Start

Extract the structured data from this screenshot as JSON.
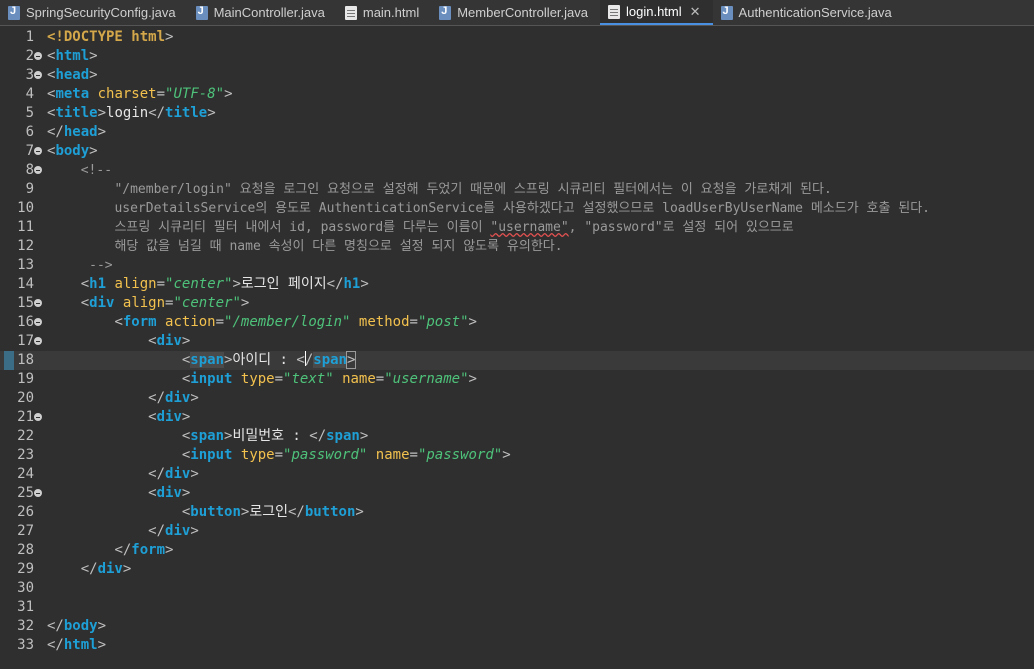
{
  "tabs": [
    {
      "label": "SpringSecurityConfig.java",
      "icon": "java-file-icon",
      "active": false
    },
    {
      "label": "MainController.java",
      "icon": "java-file-icon",
      "active": false
    },
    {
      "label": "main.html",
      "icon": "html-file-icon",
      "active": false
    },
    {
      "label": "MemberController.java",
      "icon": "java-file-icon",
      "active": false
    },
    {
      "label": "login.html",
      "icon": "html-file-icon",
      "active": true
    },
    {
      "label": "AuthenticationService.java",
      "icon": "java-file-icon",
      "active": false
    }
  ],
  "tab_close_glyph": "✕",
  "colors": {
    "accent": "#4a90e2",
    "tag": "#1e9fd6",
    "attribute": "#f2c14e",
    "value": "#4ec27a",
    "comment": "#9a9a9a"
  },
  "lines": [
    {
      "n": "1",
      "fold": false,
      "segs": [
        [
          "doc",
          "<!DOCTYPE"
        ],
        [
          "t",
          " "
        ],
        [
          "doc",
          "html"
        ],
        [
          "br",
          ">"
        ]
      ]
    },
    {
      "n": "2",
      "fold": true,
      "segs": [
        [
          "br",
          "<"
        ],
        [
          "tag",
          "html"
        ],
        [
          "br",
          ">"
        ]
      ]
    },
    {
      "n": "3",
      "fold": true,
      "segs": [
        [
          "br",
          "<"
        ],
        [
          "tag",
          "head"
        ],
        [
          "br",
          ">"
        ]
      ]
    },
    {
      "n": "4",
      "fold": false,
      "segs": [
        [
          "br",
          "<"
        ],
        [
          "tag",
          "meta"
        ],
        [
          "t",
          " "
        ],
        [
          "attr",
          "charset"
        ],
        [
          "br",
          "="
        ],
        [
          "val",
          "\"UTF-8\""
        ],
        [
          "br",
          ">"
        ]
      ]
    },
    {
      "n": "5",
      "fold": false,
      "segs": [
        [
          "br",
          "<"
        ],
        [
          "tag",
          "title"
        ],
        [
          "br",
          ">"
        ],
        [
          "txt",
          "login"
        ],
        [
          "br",
          "</"
        ],
        [
          "tag",
          "title"
        ],
        [
          "br",
          ">"
        ]
      ]
    },
    {
      "n": "6",
      "fold": false,
      "segs": [
        [
          "br",
          "</"
        ],
        [
          "tag",
          "head"
        ],
        [
          "br",
          ">"
        ]
      ]
    },
    {
      "n": "7",
      "fold": true,
      "segs": [
        [
          "br",
          "<"
        ],
        [
          "tag",
          "body"
        ],
        [
          "br",
          ">"
        ]
      ]
    },
    {
      "n": "8",
      "fold": true,
      "segs": [
        [
          "t",
          "    "
        ],
        [
          "cmt",
          "<!--"
        ]
      ]
    },
    {
      "n": "9",
      "fold": false,
      "segs": [
        [
          "t",
          "        "
        ],
        [
          "cmt",
          "\"/member/login\" 요청을 로그인 요청으로 설정해 두었기 때문에 스프링 시큐리티 필터에서는 이 요청을 가로채게 된다."
        ]
      ]
    },
    {
      "n": "10",
      "fold": false,
      "segs": [
        [
          "t",
          "        "
        ],
        [
          "cmt",
          "userDetailsService의 용도로 AuthenticationService를 사용하겠다고 설정했으므로 loadUserByUserName 메소드가 호출 된다."
        ]
      ]
    },
    {
      "n": "11",
      "fold": false,
      "segs": [
        [
          "t",
          "        "
        ],
        [
          "cmt",
          "스프링 시큐리티 필터 내에서 id, password를 다루는 이름이 "
        ],
        [
          "cmt squig",
          "\"username\""
        ],
        [
          "cmt",
          ", \"password\"로 설정 되어 있으므로"
        ]
      ]
    },
    {
      "n": "12",
      "fold": false,
      "segs": [
        [
          "t",
          "        "
        ],
        [
          "cmt",
          "해당 값을 넘길 때 name 속성이 다른 명칭으로 설정 되지 않도록 유의한다."
        ]
      ]
    },
    {
      "n": "13",
      "fold": false,
      "segs": [
        [
          "t",
          "     "
        ],
        [
          "cmt",
          "-->"
        ]
      ]
    },
    {
      "n": "14",
      "fold": false,
      "segs": [
        [
          "t",
          "    "
        ],
        [
          "br",
          "<"
        ],
        [
          "tag",
          "h1"
        ],
        [
          "t",
          " "
        ],
        [
          "attr",
          "align"
        ],
        [
          "br",
          "="
        ],
        [
          "val",
          "\"center\""
        ],
        [
          "br",
          ">"
        ],
        [
          "txt",
          "로그인 페이지"
        ],
        [
          "br",
          "</"
        ],
        [
          "tag",
          "h1"
        ],
        [
          "br",
          ">"
        ]
      ]
    },
    {
      "n": "15",
      "fold": true,
      "segs": [
        [
          "t",
          "    "
        ],
        [
          "br",
          "<"
        ],
        [
          "tag",
          "div"
        ],
        [
          "t",
          " "
        ],
        [
          "attr",
          "align"
        ],
        [
          "br",
          "="
        ],
        [
          "val",
          "\"center\""
        ],
        [
          "br",
          ">"
        ]
      ]
    },
    {
      "n": "16",
      "fold": true,
      "segs": [
        [
          "t",
          "        "
        ],
        [
          "br",
          "<"
        ],
        [
          "tag",
          "form"
        ],
        [
          "t",
          " "
        ],
        [
          "attr",
          "action"
        ],
        [
          "br",
          "="
        ],
        [
          "val",
          "\"/member/login\""
        ],
        [
          "t",
          " "
        ],
        [
          "attr",
          "method"
        ],
        [
          "br",
          "="
        ],
        [
          "val",
          "\"post\""
        ],
        [
          "br",
          ">"
        ]
      ]
    },
    {
      "n": "17",
      "fold": true,
      "segs": [
        [
          "t",
          "            "
        ],
        [
          "br",
          "<"
        ],
        [
          "tag",
          "div"
        ],
        [
          "br",
          ">"
        ]
      ]
    },
    {
      "n": "18",
      "fold": false,
      "current": true,
      "segs": [
        [
          "t",
          "                "
        ],
        [
          "br",
          "<"
        ],
        [
          "tag hl",
          "span"
        ],
        [
          "br",
          ">"
        ],
        [
          "txt",
          "아이디 : "
        ],
        [
          "br",
          "<"
        ],
        [
          "caret",
          ""
        ],
        [
          "br",
          "/"
        ],
        [
          "tag hl",
          "span"
        ],
        [
          "br hlbox",
          ">"
        ]
      ]
    },
    {
      "n": "19",
      "fold": false,
      "segs": [
        [
          "t",
          "                "
        ],
        [
          "br",
          "<"
        ],
        [
          "tag",
          "input"
        ],
        [
          "t",
          " "
        ],
        [
          "attr",
          "type"
        ],
        [
          "br",
          "="
        ],
        [
          "val",
          "\"text\""
        ],
        [
          "t",
          " "
        ],
        [
          "attr",
          "name"
        ],
        [
          "br",
          "="
        ],
        [
          "val",
          "\"username\""
        ],
        [
          "br",
          ">"
        ]
      ]
    },
    {
      "n": "20",
      "fold": false,
      "segs": [
        [
          "t",
          "            "
        ],
        [
          "br",
          "</"
        ],
        [
          "tag",
          "div"
        ],
        [
          "br",
          ">"
        ]
      ]
    },
    {
      "n": "21",
      "fold": true,
      "segs": [
        [
          "t",
          "            "
        ],
        [
          "br",
          "<"
        ],
        [
          "tag",
          "div"
        ],
        [
          "br",
          ">"
        ]
      ]
    },
    {
      "n": "22",
      "fold": false,
      "segs": [
        [
          "t",
          "                "
        ],
        [
          "br",
          "<"
        ],
        [
          "tag",
          "span"
        ],
        [
          "br",
          ">"
        ],
        [
          "txt",
          "비밀번호 : "
        ],
        [
          "br",
          "</"
        ],
        [
          "tag",
          "span"
        ],
        [
          "br",
          ">"
        ]
      ]
    },
    {
      "n": "23",
      "fold": false,
      "segs": [
        [
          "t",
          "                "
        ],
        [
          "br",
          "<"
        ],
        [
          "tag",
          "input"
        ],
        [
          "t",
          " "
        ],
        [
          "attr",
          "type"
        ],
        [
          "br",
          "="
        ],
        [
          "val",
          "\"password\""
        ],
        [
          "t",
          " "
        ],
        [
          "attr",
          "name"
        ],
        [
          "br",
          "="
        ],
        [
          "val",
          "\"password\""
        ],
        [
          "br",
          ">"
        ]
      ]
    },
    {
      "n": "24",
      "fold": false,
      "segs": [
        [
          "t",
          "            "
        ],
        [
          "br",
          "</"
        ],
        [
          "tag",
          "div"
        ],
        [
          "br",
          ">"
        ]
      ]
    },
    {
      "n": "25",
      "fold": true,
      "segs": [
        [
          "t",
          "            "
        ],
        [
          "br",
          "<"
        ],
        [
          "tag",
          "div"
        ],
        [
          "br",
          ">"
        ]
      ]
    },
    {
      "n": "26",
      "fold": false,
      "segs": [
        [
          "t",
          "                "
        ],
        [
          "br",
          "<"
        ],
        [
          "tag",
          "button"
        ],
        [
          "br",
          ">"
        ],
        [
          "txt",
          "로그인"
        ],
        [
          "br",
          "</"
        ],
        [
          "tag",
          "button"
        ],
        [
          "br",
          ">"
        ]
      ]
    },
    {
      "n": "27",
      "fold": false,
      "segs": [
        [
          "t",
          "            "
        ],
        [
          "br",
          "</"
        ],
        [
          "tag",
          "div"
        ],
        [
          "br",
          ">"
        ]
      ]
    },
    {
      "n": "28",
      "fold": false,
      "segs": [
        [
          "t",
          "        "
        ],
        [
          "br",
          "</"
        ],
        [
          "tag",
          "form"
        ],
        [
          "br",
          ">"
        ]
      ]
    },
    {
      "n": "29",
      "fold": false,
      "segs": [
        [
          "t",
          "    "
        ],
        [
          "br",
          "</"
        ],
        [
          "tag",
          "div"
        ],
        [
          "br",
          ">"
        ]
      ]
    },
    {
      "n": "30",
      "fold": false,
      "segs": []
    },
    {
      "n": "31",
      "fold": false,
      "segs": []
    },
    {
      "n": "32",
      "fold": false,
      "segs": [
        [
          "br",
          "</"
        ],
        [
          "tag",
          "body"
        ],
        [
          "br",
          ">"
        ]
      ]
    },
    {
      "n": "33",
      "fold": false,
      "segs": [
        [
          "br",
          "</"
        ],
        [
          "tag",
          "html"
        ],
        [
          "br",
          ">"
        ]
      ]
    }
  ]
}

End

Goal of the exercise: Work out how many lines of the data hold the string "label". Reply with that number alone.

Finished task: 6